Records
++++++++++

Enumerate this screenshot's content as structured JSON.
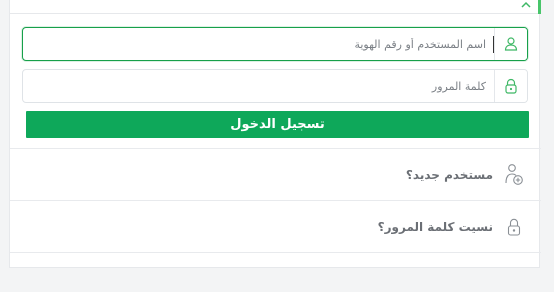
{
  "login": {
    "username_placeholder": "اسم المستخدم أو رقم الهوية",
    "username_value": "",
    "password_placeholder": "كلمة المرور",
    "password_value": "",
    "submit_label": "تسجيل الدخول"
  },
  "links": {
    "new_user": "مستخدم جديد؟",
    "forgot_password": "نسيت كلمة المرور؟"
  },
  "icons": {
    "username": "user-icon",
    "password": "lock-icon",
    "new_user": "add-user-icon",
    "forgot_password": "unlock-icon",
    "top": "chevron-up-icon"
  },
  "colors": {
    "accent": "#0ea85a",
    "focus_border": "#17a04a",
    "icon_green": "#3fb866",
    "link_text": "#6b6f75",
    "link_icon": "#8a8f95"
  }
}
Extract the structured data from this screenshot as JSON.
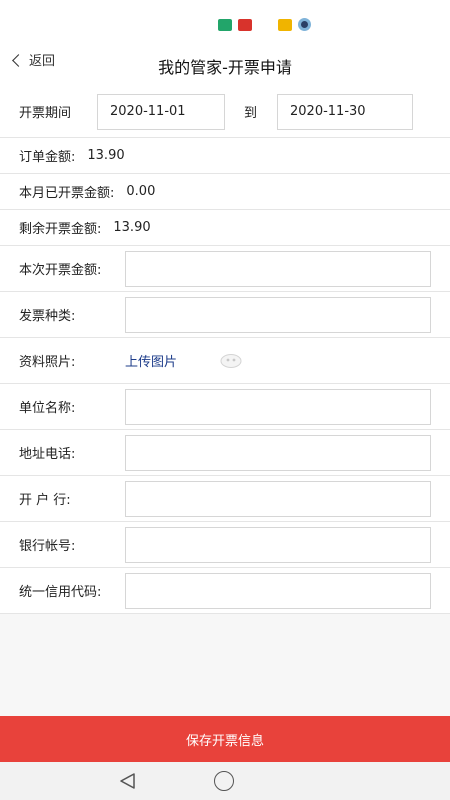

++++++++++

Pictures in the records above are not copied; print everything else exactly.

Complete answer:
Enumerate this screenshot's content as structured JSON.
{
  "login": {
    "username_placeholder": "اسم المستخدم أو رقم الهوية",
    "username_value": "",
    "password_placeholder": "كلمة المرور",
    "password_value": "",
    "submit_label": "تسجيل الدخول"
  },
  "links": {
    "new_user": "مستخدم جديد؟",
    "forgot_password": "نسيت كلمة المرور؟"
  },
  "icons": {
    "username": "user-icon",
    "password": "lock-icon",
    "new_user": "add-user-icon",
    "forgot_password": "unlock-icon",
    "top": "chevron-up-icon"
  },
  "colors": {
    "accent": "#0ea85a",
    "focus_border": "#17a04a",
    "icon_green": "#3fb866",
    "link_text": "#6b6f75",
    "link_icon": "#8a8f95"
  }
}
Extract the structured data from this screenshot as JSON.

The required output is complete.